**Your task**
Return the full material exactly.

>> Begin

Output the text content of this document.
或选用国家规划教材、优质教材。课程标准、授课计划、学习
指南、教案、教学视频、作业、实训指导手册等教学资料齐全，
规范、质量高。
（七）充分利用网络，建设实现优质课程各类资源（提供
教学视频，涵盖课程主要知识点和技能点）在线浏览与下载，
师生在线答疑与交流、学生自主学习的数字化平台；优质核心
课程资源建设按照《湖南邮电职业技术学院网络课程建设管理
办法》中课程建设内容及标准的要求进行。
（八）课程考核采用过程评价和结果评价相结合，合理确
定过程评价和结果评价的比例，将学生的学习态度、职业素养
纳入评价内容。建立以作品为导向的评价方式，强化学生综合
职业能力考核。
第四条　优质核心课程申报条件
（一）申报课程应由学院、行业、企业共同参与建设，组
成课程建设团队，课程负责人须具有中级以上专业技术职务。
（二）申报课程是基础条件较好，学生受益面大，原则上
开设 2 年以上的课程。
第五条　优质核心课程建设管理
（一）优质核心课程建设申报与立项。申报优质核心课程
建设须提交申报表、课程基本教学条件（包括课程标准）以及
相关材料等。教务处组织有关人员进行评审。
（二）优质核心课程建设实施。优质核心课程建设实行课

>> End

**Task solution**
Output the text content of this document.
或选用国家规划教材、优质教材。课程标准、授课计划、学习
指南、教案、教学视频、作业、实训指导手册等教学资料齐全，
规范、质量高。
（七）充分利用网络，建设实现优质课程各类资源（提供
教学视频，涵盖课程主要知识点和技能点）在线浏览与下载，
师生在线答疑与交流、学生自主学习的数字化平台；优质核心
课程资源建设按照《湖南邮电职业技术学院网络课程建设管理
办法》中课程建设内容及标准的要求进行。
（八）课程考核采用过程评价和结果评价相结合，合理确
定过程评价和结果评价的比例，将学生的学习态度、职业素养
纳入评价内容。建立以作品为导向的评价方式，强化学生综合
职业能力考核。
第四条　优质核心课程申报条件
（一）申报课程应由学院、行业、企业共同参与建设，组
成课程建设团队，课程负责人须具有中级以上专业技术职务。
（二）申报课程是基础条件较好，学生受益面大，原则上
开设 2 年以上的课程。
第五条　优质核心课程建设管理
（一）优质核心课程建设申报与立项。申报优质核心课程
建设须提交申报表、课程基本教学条件（包括课程标准）以及
相关材料等。教务处组织有关人员进行评审。
（二）优质核心课程建设实施。优质核心课程建设实行课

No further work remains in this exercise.